*About this exercise:*
With the images left out, print all of the records below exactly.

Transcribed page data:
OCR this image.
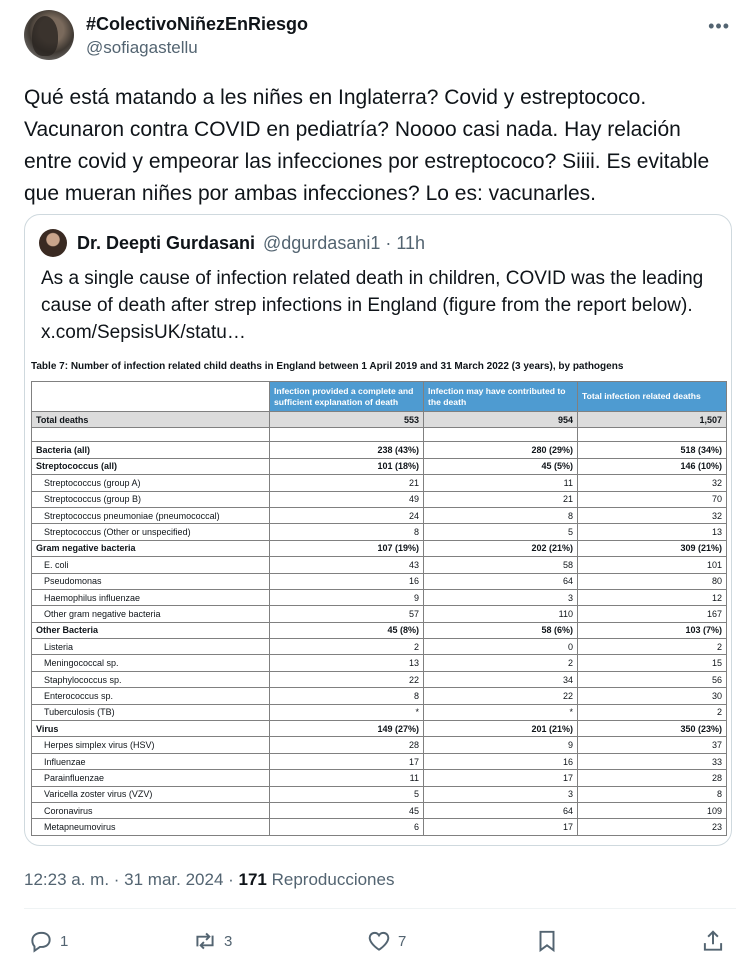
#ColectivoNiñezEnRiesgo
@sofiagastellu
•••

Qué está matando a les niñes en Inglaterra? Covid y estreptococo.

Vacunaron contra COVID en pediatría? Noooo casi nada. Hay relación

entre covid y empeorar las infecciones por estreptococo? Siiii. Es evitable

que mueran niñes por ambas infecciones? Lo es: vacunarles.

Dr. Deepti Gurdasani @dgurdasani1 · 11h

As a single cause of infection related death in children, COVID was the leading

cause of death after strep infections in England (figure from the report below).

x.com/SepsisUK/statu…

Table 7: Number of infection related child deaths in England between 1 April 2019 and 31 March 2022 (3 years), by pathogens
	Infection provided a complete and sufficient explanation of death	Infection may have contributed to the death	Total infection related deaths
Total deaths	553	954	1,507

Bacteria (all)	238 (43%)	280 (29%)	518 (34%)
Streptococcus (all)	101 (18%)	45 (5%)	146 (10%)
Streptococcus (group A)	21	11	32
Streptococcus (group B)	49	21	70
Streptococcus pneumoniae (pneumococcal)	24	8	32
Streptococcus (Other or unspecified)	8	5	13
Gram negative bacteria	107 (19%)	202 (21%)	309 (21%)
E. coli	43	58	101
Pseudomonas	16	64	80
Haemophilus influenzae	9	3	12
Other gram negative bacteria	57	110	167
Other Bacteria	45 (8%)	58 (6%)	103 (7%)
Listeria	2	0	2
Meningococcal sp.	13	2	15
Staphylococcus sp.	22	34	56
Enterococcus sp.	8	22	30
Tuberculosis (TB)	*	*	2
Virus	149 (27%)	201 (21%)	350 (23%)
Herpes simplex virus (HSV)	28	9	37
Influenzae	17	16	33
Parainfluenzae	11	17	28
Varicella zoster virus (VZV)	5	3	8
Coronavirus	45	64	109
Metapneumovirus	6	17	23
12:23 a. m. · 31 mar. 2024 · 171 Reproducciones
1	3	7
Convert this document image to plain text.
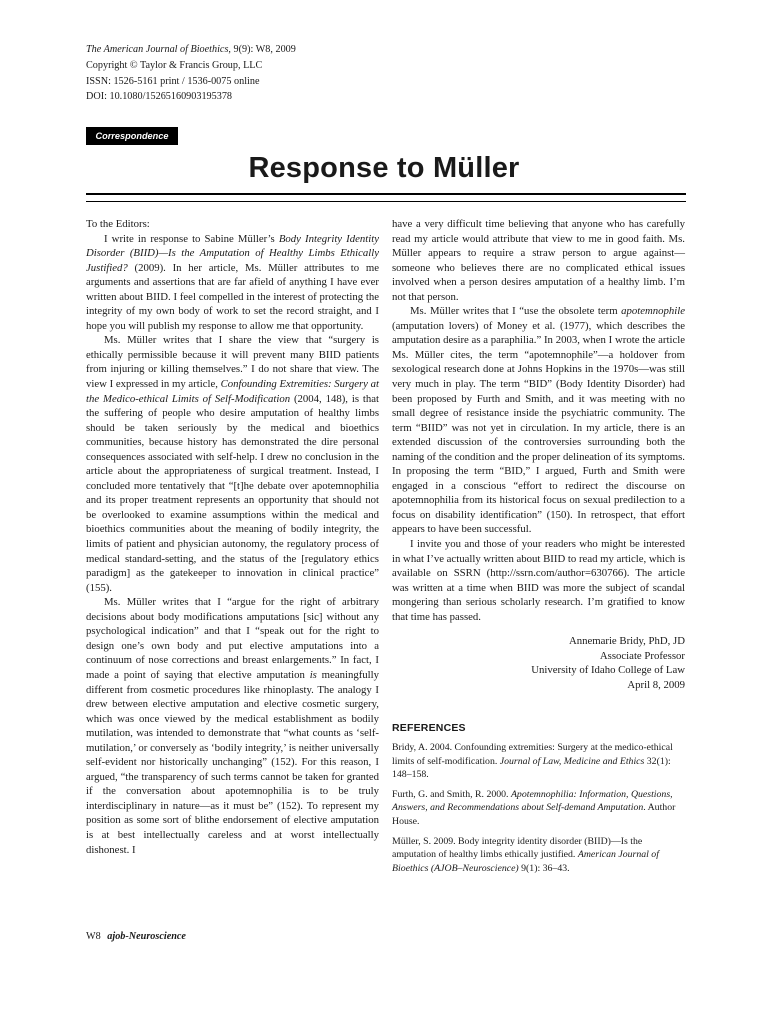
The American Journal of Bioethics, 9(9): W8, 2009
Copyright © Taylor & Francis Group, LLC
ISSN: 1526-5161 print / 1536-0075 online
DOI: 10.1080/15265160903195378
Correspondence
Response to Müller

To the Editors:

I write in response to Sabine Müller’s Body Integrity Identity Disorder (BIID)—Is the Amputation of Healthy Limbs Ethically Justified? (2009). In her article, Ms. Müller attributes to me arguments and assertions that are far afield of anything I have ever written about BIID. I feel compelled in the interest of protecting the integrity of my own body of work to set the record straight, and I hope you will publish my response to allow me that opportunity.

Ms. Müller writes that I share the view that “surgery is ethically permissible because it will prevent many BIID patients from injuring or killing themselves.” I do not share that view. The view I expressed in my article, Confounding Extremities: Surgery at the Medico-ethical Limits of Self-Modification (2004, 148), is that the suffering of people who desire amputation of healthy limbs should be taken seriously by the medical and bioethics communities, because history has demonstrated the dire personal consequences associated with self-help. I drew no conclusion in the article about the appropriateness of surgical treatment. Instead, I concluded more tentatively that “[t]he debate over apotemnophilia and its proper treatment represents an opportunity that should not be overlooked to examine assumptions within the medical and bioethics communities about the meaning of bodily integrity, the limits of patient and physician autonomy, the regulatory process of medical standard-setting, and the status of the [regulatory ethics paradigm] as the gatekeeper to innovation in clinical practice” (155).

Ms. Müller writes that I “argue for the right of arbitrary decisions about body modifications amputations [sic] without any psychological indication” and that I “speak out for the right to design one’s own body and put elective amputations into a continuum of nose corrections and breast enlargements.” In fact, I made a point of saying that elective amputation is meaningfully different from cosmetic procedures like rhinoplasty. The analogy I drew between elective amputation and elective cosmetic surgery, which was once viewed by the medical establishment as bodily mutilation, was intended to demonstrate that “what counts as ‘self-mutilation,’ or conversely as ‘bodily integrity,’ is neither universally self-evident nor historically unchanging” (152). For this reason, I argued, “the transparency of such terms cannot be taken for granted if the conversation about apotemnophilia is to be truly interdisciplinary in nature—as it must be” (152). To represent my position as some sort of blithe endorsement of elective amputation is at best intellectually careless and at worst intellectually dishonest. I

have a very difficult time believing that anyone who has carefully read my article would attribute that view to me in good faith. Ms. Müller appears to require a straw person to argue against—someone who believes there are no complicated ethical issues involved when a person desires amputation of a healthy limb. I’m not that person.

Ms. Müller writes that I “use the obsolete term apotemnophile (amputation lovers) of Money et al. (1977), which describes the amputation desire as a paraphilia.” In 2003, when I wrote the article Ms. Müller cites, the term “apotemnophile”—a holdover from sexological research done at Johns Hopkins in the 1970s—was still very much in play. The term “BID” (Body Identity Disorder) had been proposed by Furth and Smith, and it was meeting with no small degree of resistance inside the psychiatric community. The term “BIID” was not yet in circulation. In my article, there is an extended discussion of the controversies surrounding both the naming of the condition and the proper delineation of its symptoms. In proposing the term “BID,” I argued, Furth and Smith were engaged in a conscious “effort to redirect the discourse on apotemnophilia from its historical focus on sexual predilection to a focus on disability identification” (150). In retrospect, that effort appears to have been successful.

I invite you and those of your readers who might be interested in what I’ve actually written about BIID to read my article, which is available on SSRN (http://ssrn.com/author=630766). The article was written at a time when BIID was more the subject of scandal mongering than serious scholarly research. I’m gratified to know that time has passed.

Annemarie Bridy, PhD, JD
Associate Professor
University of Idaho College of Law
April 8, 2009
REFERENCES
Bridy, A. 2004. Confounding extremities: Surgery at the medico-ethical limits of self-modification. Journal of Law, Medicine and Ethics 32(1): 148–158.
Furth, G. and Smith, R. 2000. Apotemnophilia: Information, Questions, Answers, and Recommendations about Self-demand Amputation. Author House.
Müller, S. 2009. Body integrity identity disorder (BIID)—Is the amputation of healthy limbs ethically justified. American Journal of Bioethics (AJOB–Neuroscience) 9(1): 36–43.
W8 ajob-Neuroscience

*Result for this task:*
OCR this image.
#ColectivoNiñezEnRiesgo
@sofiagastellu
•••

Qué está matando a les niñes en Inglaterra? Covid y estreptococo.

Vacunaron contra COVID en pediatría? Noooo casi nada. Hay relación

entre covid y empeorar las infecciones por estreptococo? Siiii. Es evitable

que mueran niñes por ambas infecciones? Lo es: vacunarles.

Dr. Deepti Gurdasani @dgurdasani1 · 11h

As a single cause of infection related death in children, COVID was the leading

cause of death after strep infections in England (figure from the report below).

x.com/SepsisUK/statu…

Table 7: Number of infection related child deaths in England between 1 April 2019 and 31 March 2022 (3 years), by pathogens
	Infection provided a complete and sufficient explanation of death	Infection may have contributed to the death	Total infection related deaths
Total deaths	553	954	1,507

Bacteria (all)	238 (43%)	280 (29%)	518 (34%)
Streptococcus (all)	101 (18%)	45 (5%)	146 (10%)
Streptococcus (group A)	21	11	32
Streptococcus (group B)	49	21	70
Streptococcus pneumoniae (pneumococcal)	24	8	32
Streptococcus (Other or unspecified)	8	5	13
Gram negative bacteria	107 (19%)	202 (21%)	309 (21%)
E. coli	43	58	101
Pseudomonas	16	64	80
Haemophilus influenzae	9	3	12
Other gram negative bacteria	57	110	167
Other Bacteria	45 (8%)	58 (6%)	103 (7%)
Listeria	2	0	2
Meningococcal sp.	13	2	15
Staphylococcus sp.	22	34	56
Enterococcus sp.	8	22	30
Tuberculosis (TB)	*	*	2
Virus	149 (27%)	201 (21%)	350 (23%)
Herpes simplex virus (HSV)	28	9	37
Influenzae	17	16	33
Parainfluenzae	11	17	28
Varicella zoster virus (VZV)	5	3	8
Coronavirus	45	64	109
Metapneumovirus	6	17	23
12:23 a. m. · 31 mar. 2024 · 171 Reproducciones
1	3	7
Convert this document image to plain text.
The American Journal of Bioethics, 9(9): W8, 2009
Copyright © Taylor & Francis Group, LLC
ISSN: 1526-5161 print / 1536-0075 online
DOI: 10.1080/15265160903195378
Correspondence
Response to Müller

To the Editors:

I write in response to Sabine Müller’s Body Integrity Identity Disorder (BIID)—Is the Amputation of Healthy Limbs Ethically Justified? (2009). In her article, Ms. Müller attributes to me arguments and assertions that are far afield of anything I have ever written about BIID. I feel compelled in the interest of protecting the integrity of my own body of work to set the record straight, and I hope you will publish my response to allow me that opportunity.

Ms. Müller writes that I share the view that “surgery is ethically permissible because it will prevent many BIID patients from injuring or killing themselves.” I do not share that view. The view I expressed in my article, Confounding Extremities: Surgery at the Medico-ethical Limits of Self-Modification (2004, 148), is that the suffering of people who desire amputation of healthy limbs should be taken seriously by the medical and bioethics communities, because history has demonstrated the dire personal consequences associated with self-help. I drew no conclusion in the article about the appropriateness of surgical treatment. Instead, I concluded more tentatively that “[t]he debate over apotemnophilia and its proper treatment represents an opportunity that should not be overlooked to examine assumptions within the medical and bioethics communities about the meaning of bodily integrity, the limits of patient and physician autonomy, the regulatory process of medical standard-setting, and the status of the [regulatory ethics paradigm] as the gatekeeper to innovation in clinical practice” (155).

Ms. Müller writes that I “argue for the right of arbitrary decisions about body modifications amputations [sic] without any psychological indication” and that I “speak out for the right to design one’s own body and put elective amputations into a continuum of nose corrections and breast enlargements.” In fact, I made a point of saying that elective amputation is meaningfully different from cosmetic procedures like rhinoplasty. The analogy I drew between elective amputation and elective cosmetic surgery, which was once viewed by the medical establishment as bodily mutilation, was intended to demonstrate that “what counts as ‘self-mutilation,’ or conversely as ‘bodily integrity,’ is neither universally self-evident nor historically unchanging” (152). For this reason, I argued, “the transparency of such terms cannot be taken for granted if the conversation about apotemnophilia is to be truly interdisciplinary in nature—as it must be” (152). To represent my position as some sort of blithe endorsement of elective amputation is at best intellectually careless and at worst intellectually dishonest. I

have a very difficult time believing that anyone who has carefully read my article would attribute that view to me in good faith. Ms. Müller appears to require a straw person to argue against—someone who believes there are no complicated ethical issues involved when a person desires amputation of a healthy limb. I’m not that person.

Ms. Müller writes that I “use the obsolete term apotemnophile (amputation lovers) of Money et al. (1977), which describes the amputation desire as a paraphilia.” In 2003, when I wrote the article Ms. Müller cites, the term “apotemnophile”—a holdover from sexological research done at Johns Hopkins in the 1970s—was still very much in play. The term “BID” (Body Identity Disorder) had been proposed by Furth and Smith, and it was meeting with no small degree of resistance inside the psychiatric community. The term “BIID” was not yet in circulation. In my article, there is an extended discussion of the controversies surrounding both the naming of the condition and the proper delineation of its symptoms. In proposing the term “BID,” I argued, Furth and Smith were engaged in a conscious “effort to redirect the discourse on apotemnophilia from its historical focus on sexual predilection to a focus on disability identification” (150). In retrospect, that effort appears to have been successful.

I invite you and those of your readers who might be interested in what I’ve actually written about BIID to read my article, which is available on SSRN (http://ssrn.com/author=630766). The article was written at a time when BIID was more the subject of scandal mongering than serious scholarly research. I’m gratified to know that time has passed.

Annemarie Bridy, PhD, JD
Associate Professor
University of Idaho College of Law
April 8, 2009
REFERENCES
Bridy, A. 2004. Confounding extremities: Surgery at the medico-ethical limits of self-modification. Journal of Law, Medicine and Ethics 32(1): 148–158.
Furth, G. and Smith, R. 2000. Apotemnophilia: Information, Questions, Answers, and Recommendations about Self-demand Amputation. Author House.
Müller, S. 2009. Body integrity identity disorder (BIID)—Is the amputation of healthy limbs ethically justified. American Journal of Bioethics (AJOB–Neuroscience) 9(1): 36–43.
W8 ajob-Neuroscience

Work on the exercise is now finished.